_Task description_. Repeat all the records exactly, omitting pictures.
── Exercise materials ──
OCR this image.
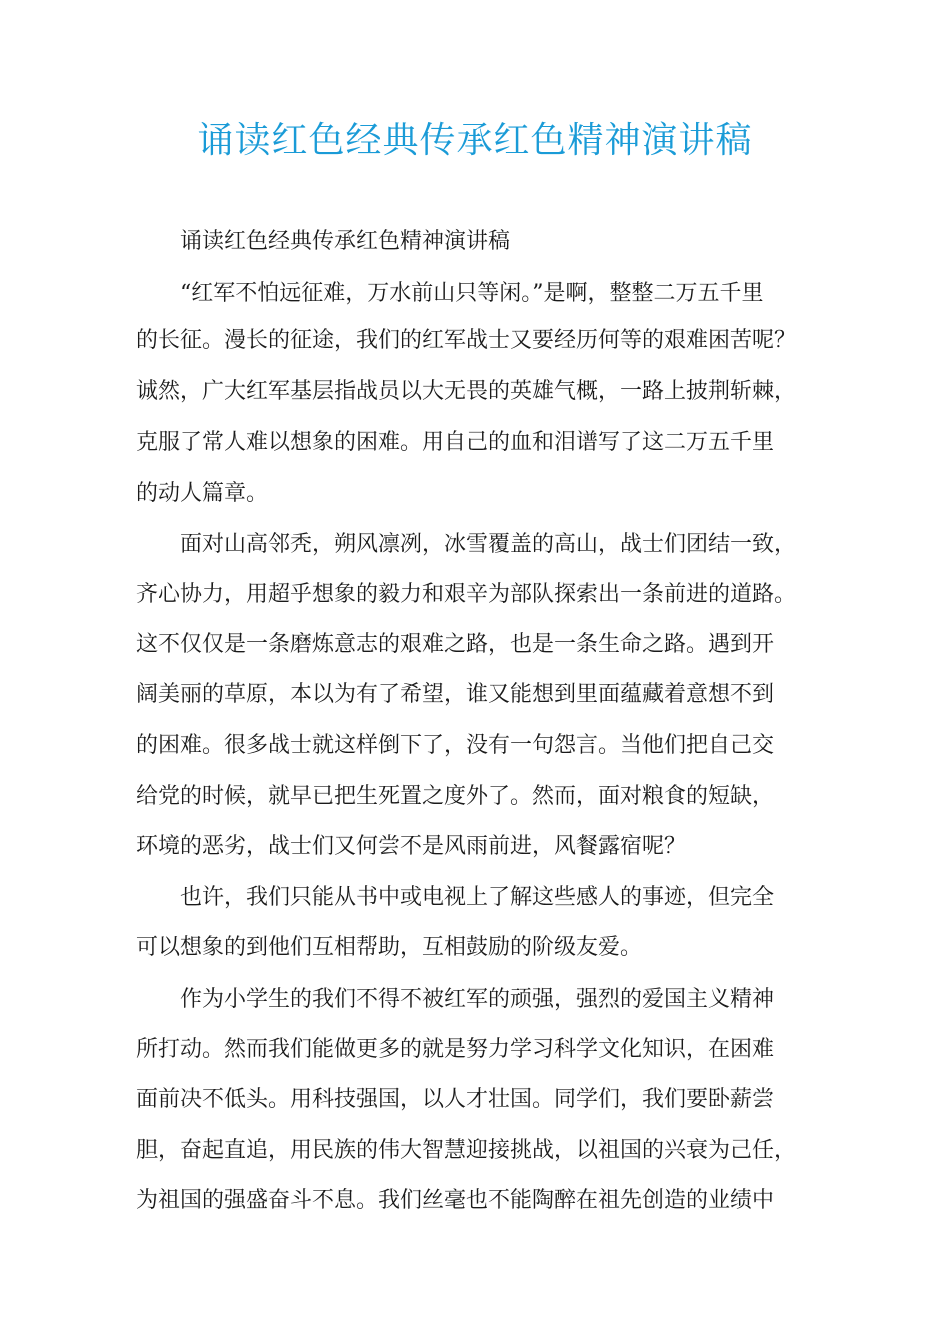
诵读红色经典传承红色精神演讲稿
诵读红色经典传承红色精神演讲稿
“红军不怕远征难，万水前山只等闲。”是啊，整整二万五千里
的长征。漫长的征途，我们的红军战士又要经历何等的艰难困苦呢？
诚然，广大红军基层指战员以大无畏的英雄气概，一路上披荆斩棘，
克服了常人难以想象的困难。用自己的血和泪谱写了这二万五千里
的动人篇章。
面对山高邻秃，朔风凛冽，冰雪覆盖的高山，战士们团结一致，
齐心协力，用超乎想象的毅力和艰辛为部队探索出一条前进的道路。
这不仅仅是一条磨炼意志的艰难之路，也是一条生命之路。遇到开
阔美丽的草原，本以为有了希望，谁又能想到里面蕴藏着意想不到
的困难。很多战士就这样倒下了，没有一句怨言。当他们把自己交
给党的时候，就早已把生死置之度外了。然而，面对粮食的短缺，
环境的恶劣，战士们又何尝不是风雨前进，风餐露宿呢？
也许，我们只能从书中或电视上了解这些感人的事迹，但完全
可以想象的到他们互相帮助，互相鼓励的阶级友爱。
作为小学生的我们不得不被红军的顽强，强烈的爱国主义精神
所打动。然而我们能做更多的就是努力学习科学文化知识，在困难
面前决不低头。用科技强国，以人才壮国。同学们，我们要卧薪尝
胆，奋起直追，用民族的伟大智慧迎接挑战，以祖国的兴衰为己任，
为祖国的强盛奋斗不息。我们丝毫也不能陶醉在祖先创造的业绩中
───
_Problem solution_.
OCR this image.
诵读红色经典传承红色精神演讲稿
诵读红色经典传承红色精神演讲稿
“红军不怕远征难，万水前山只等闲。”是啊，整整二万五千里
的长征。漫长的征途，我们的红军战士又要经历何等的艰难困苦呢？
诚然，广大红军基层指战员以大无畏的英雄气概，一路上披荆斩棘，
克服了常人难以想象的困难。用自己的血和泪谱写了这二万五千里
的动人篇章。
面对山高邻秃，朔风凛冽，冰雪覆盖的高山，战士们团结一致，
齐心协力，用超乎想象的毅力和艰辛为部队探索出一条前进的道路。
这不仅仅是一条磨炼意志的艰难之路，也是一条生命之路。遇到开
阔美丽的草原，本以为有了希望，谁又能想到里面蕴藏着意想不到
的困难。很多战士就这样倒下了，没有一句怨言。当他们把自己交
给党的时候，就早已把生死置之度外了。然而，面对粮食的短缺，
环境的恶劣，战士们又何尝不是风雨前进，风餐露宿呢？
也许，我们只能从书中或电视上了解这些感人的事迹，但完全
可以想象的到他们互相帮助，互相鼓励的阶级友爱。
作为小学生的我们不得不被红军的顽强，强烈的爱国主义精神
所打动。然而我们能做更多的就是努力学习科学文化知识，在困难
面前决不低头。用科技强国，以人才壮国。同学们，我们要卧薪尝
胆，奋起直追，用民族的伟大智慧迎接挑战，以祖国的兴衰为己任，
为祖国的强盛奋斗不息。我们丝毫也不能陶醉在祖先创造的业绩中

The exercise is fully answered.